Work to complete: Look through the records that follow. Copy every line containing the word "Breakpoint".

Rows from a figure dataset
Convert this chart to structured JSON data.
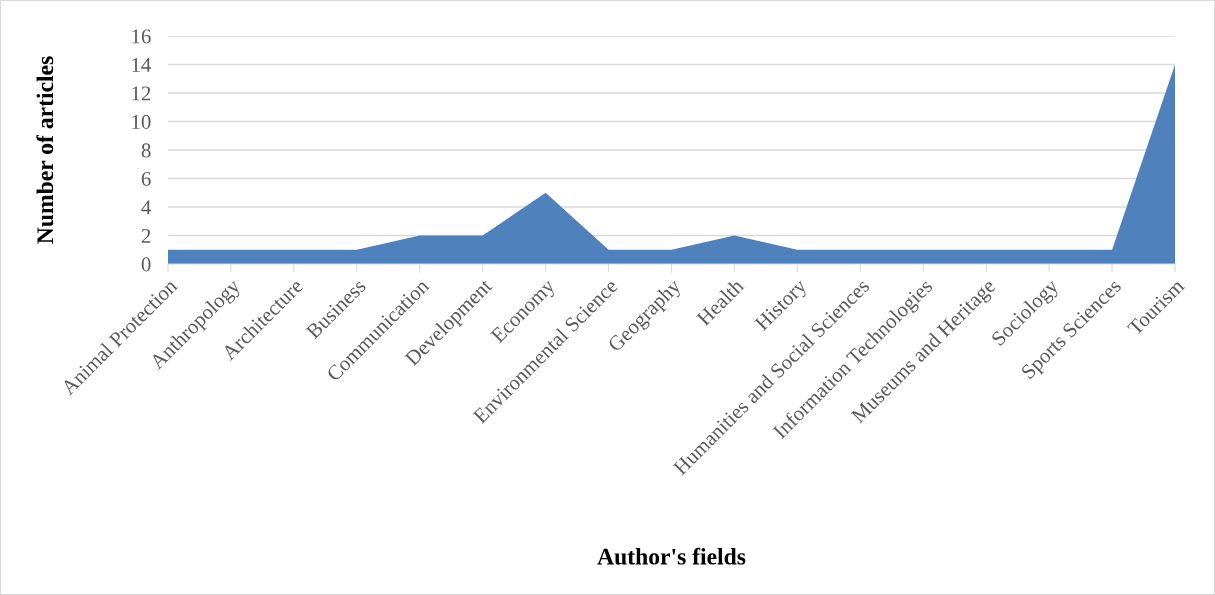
{
  "chart_data": {
    "type": "area",
    "xlabel": "Author's fields",
    "ylabel": "Number of articles",
    "categories": [
      "Animal Protection",
      "Anthropology",
      "Architecture",
      "Business",
      "Communication",
      "Development",
      "Economy",
      "Environmental Science",
      "Geography",
      "Health",
      "History",
      "Humanities and Social Sciences",
      "Information Technologies",
      "Museums and Heritage",
      "Sociology",
      "Sports Sciences",
      "Tourism"
    ],
    "values": [
      1,
      1,
      1,
      1,
      2,
      2,
      5,
      1,
      1,
      2,
      1,
      1,
      1,
      1,
      1,
      1,
      14
    ],
    "color": "#4f81bd",
    "ylim": [
      0,
      16
    ],
    "yticks": [
      0,
      2,
      4,
      6,
      8,
      10,
      12,
      14,
      16
    ],
    "grid": "y",
    "legend": false
  }
}
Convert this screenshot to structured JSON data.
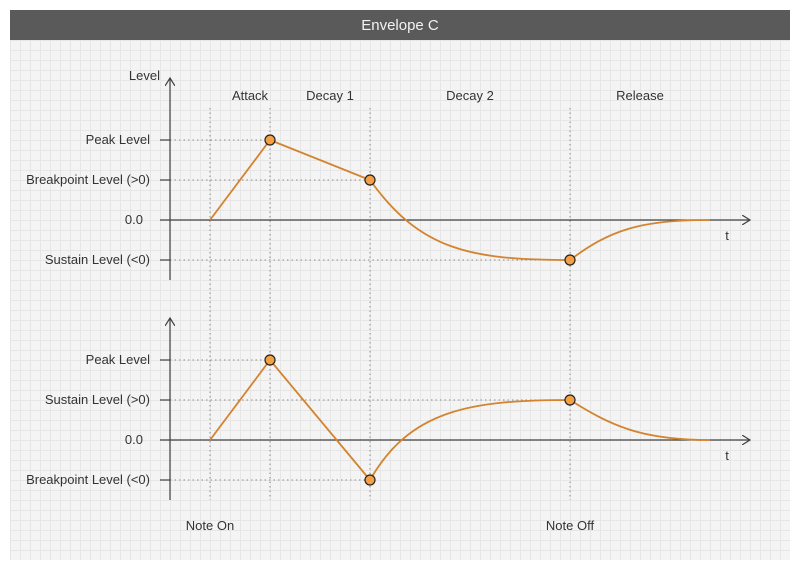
{
  "title": "Envelope C",
  "accent_color": "#d4832e",
  "top_plot": {
    "y_axis_label": "Level",
    "x_axis_label": "t",
    "stages": [
      "Attack",
      "Decay 1",
      "Decay 2",
      "Release"
    ],
    "levels": {
      "peak": "Peak Level",
      "breakpoint": "Breakpoint Level (>0)",
      "zero": "0.0",
      "sustain": "Sustain Level (<0)"
    }
  },
  "bottom_plot": {
    "x_axis_label": "t",
    "levels": {
      "peak": "Peak Level",
      "sustain": "Sustain Level (>0)",
      "zero": "0.0",
      "breakpoint": "Breakpoint Level (<0)"
    }
  },
  "events": {
    "note_on": "Note On",
    "note_off": "Note Off"
  }
}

The result:
      "breakpoint": "Breakpoint Level (>0)",
      "breakpoint": "Breakpoint Level (<0)"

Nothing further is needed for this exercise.